▶ [Quoted passage]:
# Comcast On-Demand



## GoodSpike (Dec 17, 2001)

It's been a long, long time since I've had a device that does Comcast On-Demand. Last night I tried it on a sitcom, and it was a horrible experience. The video portion was letterbox for some reason, and very faded. Also, it was impossible to fast forward.

Is that typical with On-Demand in general or On-Demand using the Bolt?


----------



## lessd (Jan 23, 2005)

GoodSpike said:


> It's been a long, long time since I've had a device that does Comcast On-Demand. Last night I tried it on a sitcom, and it was a horrible experience. The video portion was letterbox for some reason, and very faded. Also, it was impossible to fast forward.
> 
> Is that typical with On-Demand in general or On-Demand using the Bolt?


I don't know that OD should be different on the Bolt from say the Roamio, I have watched 3D movies using HBO OD and the picture is great. On my OD you can select HD or SD for many programs, did you look at that ?


----------



## GoodSpike (Dec 17, 2001)

lessd said:


> I don't know that OD should be different on the Bolt from say the Roamio, I have watched 3D movies using HBO OD and the picture is great. On my OD you can select HD or SD for many programs, did you look at that ?


I didn't notice two choices for that program, but I'll double check.

What about being able to FF/jump ahead?


----------



## Hilbe (Sep 5, 2005)

Seems to depend on the content. Some of it is good in HD, other is old SD junk. My kids watch some HD kids shows that look just as good as the recorded versions.

▶ [Supplied data]:
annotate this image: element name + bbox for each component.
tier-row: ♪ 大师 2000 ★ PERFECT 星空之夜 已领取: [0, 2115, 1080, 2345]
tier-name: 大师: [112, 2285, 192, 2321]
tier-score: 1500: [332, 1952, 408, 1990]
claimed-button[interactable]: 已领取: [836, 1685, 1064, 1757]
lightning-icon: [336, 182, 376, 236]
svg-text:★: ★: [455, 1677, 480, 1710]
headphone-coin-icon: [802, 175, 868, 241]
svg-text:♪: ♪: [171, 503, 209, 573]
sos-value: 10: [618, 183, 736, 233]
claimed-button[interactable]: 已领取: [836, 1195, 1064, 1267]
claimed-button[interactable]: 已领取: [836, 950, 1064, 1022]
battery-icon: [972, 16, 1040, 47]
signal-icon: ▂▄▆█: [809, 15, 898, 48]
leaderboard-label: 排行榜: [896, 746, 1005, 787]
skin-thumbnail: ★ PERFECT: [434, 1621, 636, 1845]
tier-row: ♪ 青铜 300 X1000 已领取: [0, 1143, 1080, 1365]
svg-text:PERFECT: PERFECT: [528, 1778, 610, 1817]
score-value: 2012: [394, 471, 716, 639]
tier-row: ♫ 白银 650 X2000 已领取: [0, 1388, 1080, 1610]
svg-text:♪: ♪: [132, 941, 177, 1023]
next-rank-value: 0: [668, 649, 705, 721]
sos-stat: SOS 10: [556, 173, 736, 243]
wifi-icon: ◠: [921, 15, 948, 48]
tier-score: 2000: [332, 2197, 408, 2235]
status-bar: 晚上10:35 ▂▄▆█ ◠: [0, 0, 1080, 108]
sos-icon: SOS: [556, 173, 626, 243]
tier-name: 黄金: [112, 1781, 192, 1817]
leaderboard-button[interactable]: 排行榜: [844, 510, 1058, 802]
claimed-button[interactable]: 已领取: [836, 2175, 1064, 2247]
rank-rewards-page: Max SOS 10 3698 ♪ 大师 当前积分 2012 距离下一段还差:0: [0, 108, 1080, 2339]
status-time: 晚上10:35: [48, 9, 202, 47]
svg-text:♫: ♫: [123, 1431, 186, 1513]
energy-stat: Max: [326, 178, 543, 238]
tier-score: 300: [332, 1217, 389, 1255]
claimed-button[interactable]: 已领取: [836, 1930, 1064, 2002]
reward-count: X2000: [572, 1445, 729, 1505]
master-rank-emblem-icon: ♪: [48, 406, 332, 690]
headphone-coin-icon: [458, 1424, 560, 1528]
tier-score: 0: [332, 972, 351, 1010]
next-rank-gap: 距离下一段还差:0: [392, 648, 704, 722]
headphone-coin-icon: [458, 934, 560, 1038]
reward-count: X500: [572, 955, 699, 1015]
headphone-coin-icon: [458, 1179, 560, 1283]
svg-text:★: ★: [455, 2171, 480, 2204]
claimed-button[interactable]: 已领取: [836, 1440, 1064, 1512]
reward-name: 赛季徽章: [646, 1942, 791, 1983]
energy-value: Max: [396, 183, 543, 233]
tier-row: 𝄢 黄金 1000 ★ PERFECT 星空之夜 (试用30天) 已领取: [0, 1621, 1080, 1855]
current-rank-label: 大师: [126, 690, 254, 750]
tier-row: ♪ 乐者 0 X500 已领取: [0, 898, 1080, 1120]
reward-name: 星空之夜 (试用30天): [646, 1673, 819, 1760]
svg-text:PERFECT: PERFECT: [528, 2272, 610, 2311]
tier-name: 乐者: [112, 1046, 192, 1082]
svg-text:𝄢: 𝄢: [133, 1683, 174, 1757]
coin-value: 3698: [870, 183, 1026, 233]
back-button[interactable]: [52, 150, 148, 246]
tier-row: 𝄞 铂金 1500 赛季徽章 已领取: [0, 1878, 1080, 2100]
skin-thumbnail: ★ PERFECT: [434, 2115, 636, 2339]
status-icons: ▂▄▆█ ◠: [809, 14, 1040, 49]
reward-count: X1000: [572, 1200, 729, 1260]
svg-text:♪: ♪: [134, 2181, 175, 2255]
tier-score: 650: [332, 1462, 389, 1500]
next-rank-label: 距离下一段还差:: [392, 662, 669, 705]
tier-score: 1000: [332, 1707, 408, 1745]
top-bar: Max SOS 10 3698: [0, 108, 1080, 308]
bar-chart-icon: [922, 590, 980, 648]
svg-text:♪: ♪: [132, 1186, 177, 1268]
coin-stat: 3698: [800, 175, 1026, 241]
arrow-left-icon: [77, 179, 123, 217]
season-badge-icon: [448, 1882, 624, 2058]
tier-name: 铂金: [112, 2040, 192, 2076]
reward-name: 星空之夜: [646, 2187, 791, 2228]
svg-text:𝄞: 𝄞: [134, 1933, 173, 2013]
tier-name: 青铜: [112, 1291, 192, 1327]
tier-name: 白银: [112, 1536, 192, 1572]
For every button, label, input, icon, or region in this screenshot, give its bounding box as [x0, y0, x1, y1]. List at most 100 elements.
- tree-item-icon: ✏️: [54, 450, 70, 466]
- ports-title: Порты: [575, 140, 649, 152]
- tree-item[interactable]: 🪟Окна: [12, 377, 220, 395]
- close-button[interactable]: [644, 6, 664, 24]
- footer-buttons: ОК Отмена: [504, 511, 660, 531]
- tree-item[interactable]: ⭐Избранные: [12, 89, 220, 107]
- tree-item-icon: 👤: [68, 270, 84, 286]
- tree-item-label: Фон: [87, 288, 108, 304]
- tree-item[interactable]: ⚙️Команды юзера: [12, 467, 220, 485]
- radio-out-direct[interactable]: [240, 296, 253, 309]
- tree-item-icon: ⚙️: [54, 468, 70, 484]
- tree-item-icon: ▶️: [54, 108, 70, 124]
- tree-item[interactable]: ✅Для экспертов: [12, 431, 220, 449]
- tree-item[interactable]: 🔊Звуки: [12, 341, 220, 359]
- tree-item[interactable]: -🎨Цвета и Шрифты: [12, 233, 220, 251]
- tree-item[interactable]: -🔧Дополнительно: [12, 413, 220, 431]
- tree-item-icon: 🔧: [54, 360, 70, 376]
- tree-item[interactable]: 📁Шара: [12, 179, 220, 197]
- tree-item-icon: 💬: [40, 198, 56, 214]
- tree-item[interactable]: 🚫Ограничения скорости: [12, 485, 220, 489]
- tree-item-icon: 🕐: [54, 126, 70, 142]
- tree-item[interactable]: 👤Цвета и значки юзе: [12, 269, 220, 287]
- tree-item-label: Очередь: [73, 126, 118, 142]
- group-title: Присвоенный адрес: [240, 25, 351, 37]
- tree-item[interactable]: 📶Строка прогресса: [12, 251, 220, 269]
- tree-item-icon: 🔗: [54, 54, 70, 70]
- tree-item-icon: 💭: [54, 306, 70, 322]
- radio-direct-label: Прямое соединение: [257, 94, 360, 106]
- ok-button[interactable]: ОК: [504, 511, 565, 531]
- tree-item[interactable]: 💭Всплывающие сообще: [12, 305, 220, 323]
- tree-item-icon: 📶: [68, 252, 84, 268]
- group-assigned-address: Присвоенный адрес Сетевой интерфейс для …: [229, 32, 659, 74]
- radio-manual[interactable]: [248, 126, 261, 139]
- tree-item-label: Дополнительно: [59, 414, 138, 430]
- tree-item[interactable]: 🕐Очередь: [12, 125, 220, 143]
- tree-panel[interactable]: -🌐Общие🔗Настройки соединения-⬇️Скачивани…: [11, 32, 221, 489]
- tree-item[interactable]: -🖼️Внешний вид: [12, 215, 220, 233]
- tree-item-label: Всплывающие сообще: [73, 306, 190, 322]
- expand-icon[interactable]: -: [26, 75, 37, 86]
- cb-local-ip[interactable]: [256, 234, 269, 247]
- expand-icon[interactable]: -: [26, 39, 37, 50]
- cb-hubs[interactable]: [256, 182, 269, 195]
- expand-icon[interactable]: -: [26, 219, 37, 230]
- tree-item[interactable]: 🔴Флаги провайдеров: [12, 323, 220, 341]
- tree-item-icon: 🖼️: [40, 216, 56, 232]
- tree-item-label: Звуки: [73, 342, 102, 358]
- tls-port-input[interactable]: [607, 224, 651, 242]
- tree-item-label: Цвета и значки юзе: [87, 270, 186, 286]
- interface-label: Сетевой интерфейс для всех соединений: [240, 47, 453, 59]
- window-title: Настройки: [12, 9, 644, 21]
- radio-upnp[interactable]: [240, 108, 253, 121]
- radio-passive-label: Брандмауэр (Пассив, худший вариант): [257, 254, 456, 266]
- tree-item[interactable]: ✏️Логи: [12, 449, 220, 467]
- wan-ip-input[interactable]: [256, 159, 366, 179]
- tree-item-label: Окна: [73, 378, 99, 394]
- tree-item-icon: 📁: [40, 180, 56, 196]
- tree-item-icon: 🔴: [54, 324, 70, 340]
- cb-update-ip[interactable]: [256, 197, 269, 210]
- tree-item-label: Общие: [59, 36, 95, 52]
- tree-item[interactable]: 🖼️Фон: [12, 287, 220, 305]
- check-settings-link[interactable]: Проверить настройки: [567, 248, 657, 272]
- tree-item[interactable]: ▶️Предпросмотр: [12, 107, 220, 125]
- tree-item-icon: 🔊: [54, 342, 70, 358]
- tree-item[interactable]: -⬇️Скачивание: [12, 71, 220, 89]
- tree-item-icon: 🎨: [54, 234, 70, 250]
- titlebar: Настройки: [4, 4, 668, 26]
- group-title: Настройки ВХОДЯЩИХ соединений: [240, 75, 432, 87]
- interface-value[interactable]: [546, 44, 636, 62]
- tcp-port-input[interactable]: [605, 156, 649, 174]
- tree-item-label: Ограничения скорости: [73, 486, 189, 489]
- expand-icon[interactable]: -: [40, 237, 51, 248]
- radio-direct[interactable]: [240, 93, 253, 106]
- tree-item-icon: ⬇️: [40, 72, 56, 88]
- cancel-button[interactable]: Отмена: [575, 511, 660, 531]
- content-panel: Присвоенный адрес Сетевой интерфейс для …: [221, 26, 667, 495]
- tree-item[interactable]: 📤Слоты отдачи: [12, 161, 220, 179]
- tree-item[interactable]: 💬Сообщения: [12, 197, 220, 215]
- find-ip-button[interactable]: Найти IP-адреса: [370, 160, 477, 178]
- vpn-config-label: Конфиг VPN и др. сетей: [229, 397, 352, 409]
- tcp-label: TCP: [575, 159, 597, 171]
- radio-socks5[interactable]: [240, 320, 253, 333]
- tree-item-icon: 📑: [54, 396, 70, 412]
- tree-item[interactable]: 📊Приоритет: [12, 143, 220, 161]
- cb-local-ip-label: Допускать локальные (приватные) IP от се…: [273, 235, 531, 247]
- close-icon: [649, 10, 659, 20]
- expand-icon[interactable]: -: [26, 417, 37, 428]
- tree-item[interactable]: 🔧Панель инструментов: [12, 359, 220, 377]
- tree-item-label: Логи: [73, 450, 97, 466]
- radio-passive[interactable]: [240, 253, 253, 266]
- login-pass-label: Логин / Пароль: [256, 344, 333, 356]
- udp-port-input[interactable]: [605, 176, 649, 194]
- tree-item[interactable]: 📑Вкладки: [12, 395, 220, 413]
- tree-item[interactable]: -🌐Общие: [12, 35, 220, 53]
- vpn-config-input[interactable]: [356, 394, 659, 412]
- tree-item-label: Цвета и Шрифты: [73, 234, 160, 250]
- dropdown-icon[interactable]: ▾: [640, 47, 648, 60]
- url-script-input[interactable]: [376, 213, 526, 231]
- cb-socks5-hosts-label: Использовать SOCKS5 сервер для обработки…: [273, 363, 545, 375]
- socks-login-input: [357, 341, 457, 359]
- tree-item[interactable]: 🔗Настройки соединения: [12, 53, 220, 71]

▶ [Objective A]: In the Comcast On-Demand thread, what has lessd watched through HBO OD?
▶ [Objective B]: List every problem GoodSpike describes with the sitcom in the Comcast On-Demand thread.
▶ [Objective C]: Carry on the Comcast On-Demand thread from its last post.

▶ [Final result A]: 3D movies, and the picture is great.

▶ [Final result B]: The video was letterbox, the picture was very faded, and it was impossible to fast forward.

▶ [Final result C]:
----------



## krkaufman (Nov 25, 2003)

GoodSpike said:


> It's been a long, long time since I've had a device that does Comcast On-Demand. Last night I tried it on a sitcom, and it was a horrible experience. The video portion was letterbox for some reason, and very faded. Also, it was impossible to fast forward.
> 
> Is that typical with On-Demand in general or On-Demand using the Bolt?


Where we have a CableCARD'd Roamio Pro, Comcast has an extremely poor HD selection, so we have to use the TiVo XOD app to watch HD programs from Comedy Central, FX, CW and many others. And as was mentioned above, you do have to find/select the "HD" version of the program. (Though the OnePass integration *does* seem to be able to automatically identify and launch the HD version, most of the time.)

That said, the navigation experience in XOD *is* painful, as you're often restricted from FF or Advance.


----------



## GoodSpike (Dec 17, 2001)

The wife is watching Comcast/HBO/50 Shades of Grey. The PQ is better than the last thing I tried, but still painfully bad.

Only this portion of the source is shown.